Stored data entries

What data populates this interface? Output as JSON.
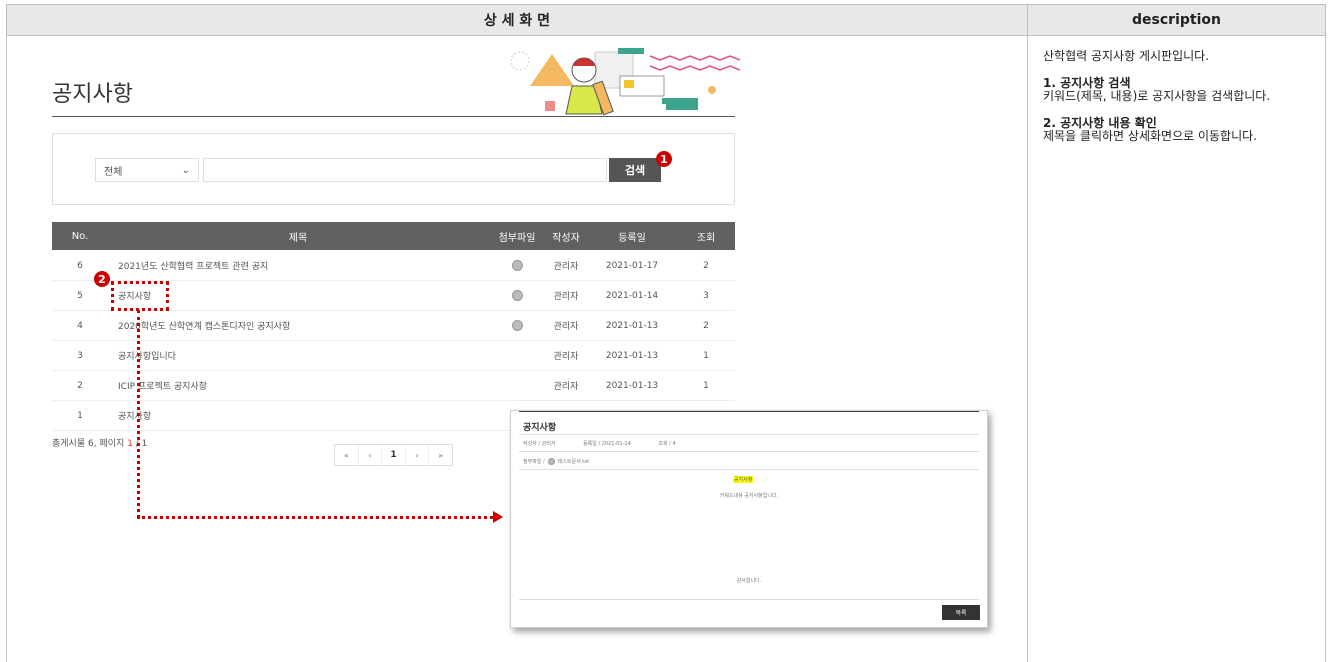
{
  "header": {
    "left_title": "상 세 화 면",
    "right_title": "description"
  },
  "description": {
    "intro": "산학협력 공지사항 게시판입니다.",
    "item1_title": "1. 공지사항 검색",
    "item1_body": "키워드(제목, 내용)로 공지사항을 검색합니다.",
    "item2_title": "2. 공지사항 내용 확인",
    "item2_body": "제목을 클릭하면 상세화면으로 이동합니다."
  },
  "page": {
    "title": "공지사항"
  },
  "search": {
    "select_value": "전체",
    "input_value": "",
    "button_label": "검색",
    "badge": "1"
  },
  "table": {
    "headers": {
      "no": "No.",
      "title": "제목",
      "attachment": "첨부파일",
      "author": "작성자",
      "date": "등록일",
      "views": "조회"
    },
    "rows": [
      {
        "no": "6",
        "title": "2021년도 산학협력 프로젝트 관련 공지",
        "attachment": true,
        "author": "관리자",
        "date": "2021-01-17",
        "views": "2"
      },
      {
        "no": "5",
        "title": "공지사항",
        "attachment": true,
        "author": "관리자",
        "date": "2021-01-14",
        "views": "3"
      },
      {
        "no": "4",
        "title": "2020학년도 산학연계 캡스톤디자인 공지사항",
        "attachment": true,
        "author": "관리자",
        "date": "2021-01-13",
        "views": "2"
      },
      {
        "no": "3",
        "title": "공지사항입니다",
        "attachment": false,
        "author": "관리자",
        "date": "2021-01-13",
        "views": "1"
      },
      {
        "no": "2",
        "title": "ICIP 프로젝트 공지사항",
        "attachment": false,
        "author": "관리자",
        "date": "2021-01-13",
        "views": "1"
      },
      {
        "no": "1",
        "title": "공지사항",
        "attachment": false,
        "author": "",
        "date": "",
        "views": ""
      }
    ],
    "badge2": "2"
  },
  "footer": {
    "total_prefix": "총게시물 6, 페이지 ",
    "current_page": "1",
    "total_suffix": " / 1"
  },
  "pager": {
    "first": "«",
    "prev": "‹",
    "current": "1",
    "next": "›",
    "last": "»"
  },
  "popup": {
    "title": "공지사항",
    "author_label": "작성자 / 관리자",
    "date_label": "등록일 / 2021-01-14",
    "views_label": "조회 / 4",
    "attach_label": "첨부파일 /",
    "attach_file": "테스트문서.txt",
    "highlight": "공지사항",
    "body1": "키워드내용 공지사항입니다.",
    "body2": "감사합니다.",
    "list_button": "목록"
  },
  "colors": {
    "accent_red": "#cc0000",
    "header_bg": "#606060",
    "highlight": "#ffff00"
  }
}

INSTRUCTIONS FOR THE TASK: Without including any picture, retype the entries exactly.

RESULT BELOW:
What data populates this interface? Output as JSON.
{
  "header": {
    "left_title": "상 세 화 면",
    "right_title": "description"
  },
  "description": {
    "intro": "산학협력 공지사항 게시판입니다.",
    "item1_title": "1. 공지사항 검색",
    "item1_body": "키워드(제목, 내용)로 공지사항을 검색합니다.",
    "item2_title": "2. 공지사항 내용 확인",
    "item2_body": "제목을 클릭하면 상세화면으로 이동합니다."
  },
  "page": {
    "title": "공지사항"
  },
  "search": {
    "select_value": "전체",
    "input_value": "",
    "button_label": "검색",
    "badge": "1"
  },
  "table": {
    "headers": {
      "no": "No.",
      "title": "제목",
      "attachment": "첨부파일",
      "author": "작성자",
      "date": "등록일",
      "views": "조회"
    },
    "rows": [
      {
        "no": "6",
        "title": "2021년도 산학협력 프로젝트 관련 공지",
        "attachment": true,
        "author": "관리자",
        "date": "2021-01-17",
        "views": "2"
      },
      {
        "no": "5",
        "title": "공지사항",
        "attachment": true,
        "author": "관리자",
        "date": "2021-01-14",
        "views": "3"
      },
      {
        "no": "4",
        "title": "2020학년도 산학연계 캡스톤디자인 공지사항",
        "attachment": true,
        "author": "관리자",
        "date": "2021-01-13",
        "views": "2"
      },
      {
        "no": "3",
        "title": "공지사항입니다",
        "attachment": false,
        "author": "관리자",
        "date": "2021-01-13",
        "views": "1"
      },
      {
        "no": "2",
        "title": "ICIP 프로젝트 공지사항",
        "attachment": false,
        "author": "관리자",
        "date": "2021-01-13",
        "views": "1"
      },
      {
        "no": "1",
        "title": "공지사항",
        "attachment": false,
        "author": "",
        "date": "",
        "views": ""
      }
    ],
    "badge2": "2"
  },
  "footer": {
    "total_prefix": "총게시물 6, 페이지 ",
    "current_page": "1",
    "total_suffix": " / 1"
  },
  "pager": {
    "first": "«",
    "prev": "‹",
    "current": "1",
    "next": "›",
    "last": "»"
  },
  "popup": {
    "title": "공지사항",
    "author_label": "작성자 / 관리자",
    "date_label": "등록일 / 2021-01-14",
    "views_label": "조회 / 4",
    "attach_label": "첨부파일 /",
    "attach_file": "테스트문서.txt",
    "highlight": "공지사항",
    "body1": "키워드내용 공지사항입니다.",
    "body2": "감사합니다.",
    "list_button": "목록"
  },
  "colors": {
    "accent_red": "#cc0000",
    "header_bg": "#606060",
    "highlight": "#ffff00"
  }
}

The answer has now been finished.